**STORED ROWS:**
··········
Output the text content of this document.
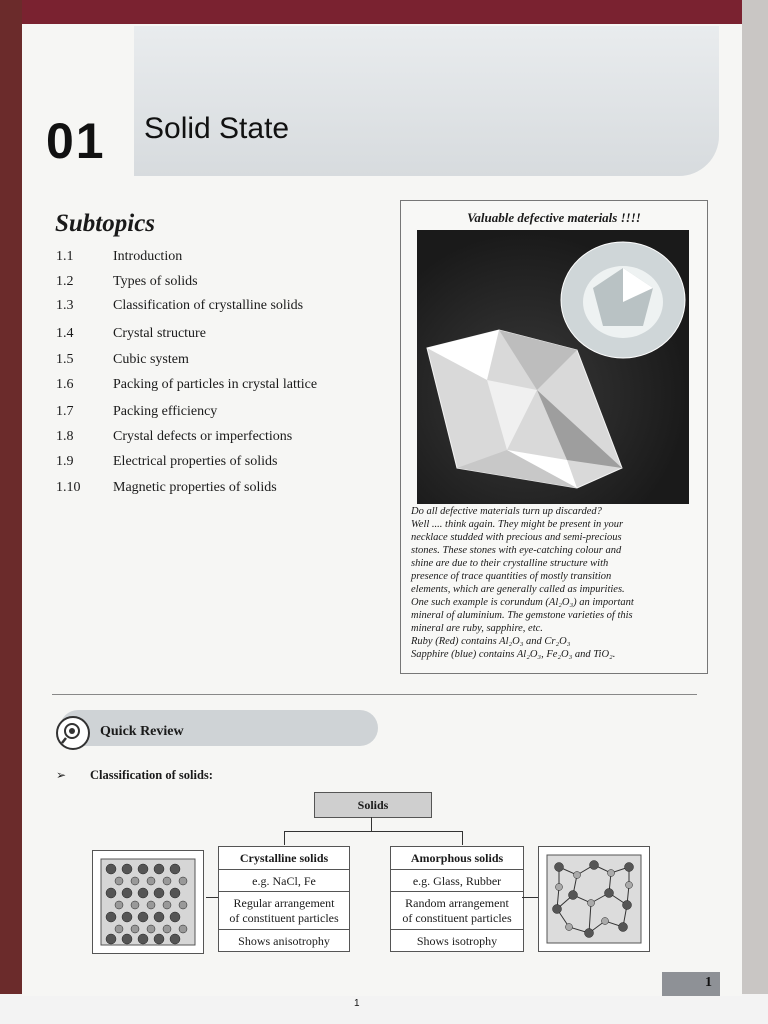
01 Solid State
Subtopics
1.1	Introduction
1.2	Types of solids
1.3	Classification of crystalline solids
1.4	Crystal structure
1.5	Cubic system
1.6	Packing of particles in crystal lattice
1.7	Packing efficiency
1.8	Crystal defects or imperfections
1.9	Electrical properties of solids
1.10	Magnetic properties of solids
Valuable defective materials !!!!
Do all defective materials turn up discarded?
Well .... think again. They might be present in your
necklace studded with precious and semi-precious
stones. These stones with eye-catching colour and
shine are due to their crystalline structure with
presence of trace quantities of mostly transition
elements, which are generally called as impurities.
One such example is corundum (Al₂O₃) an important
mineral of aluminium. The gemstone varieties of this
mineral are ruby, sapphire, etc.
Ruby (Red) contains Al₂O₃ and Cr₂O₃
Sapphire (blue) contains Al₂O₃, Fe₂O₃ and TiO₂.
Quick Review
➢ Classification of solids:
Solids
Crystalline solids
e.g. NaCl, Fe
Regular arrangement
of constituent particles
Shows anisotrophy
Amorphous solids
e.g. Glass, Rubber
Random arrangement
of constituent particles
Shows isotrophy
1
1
··········
**YOUR GOAL:** Check the data for the word "properties" and pull out the lines that have it.

**EXPECTED OUTPUT:**
1.9	Electrical properties of solids
1.10	Magnetic properties of solids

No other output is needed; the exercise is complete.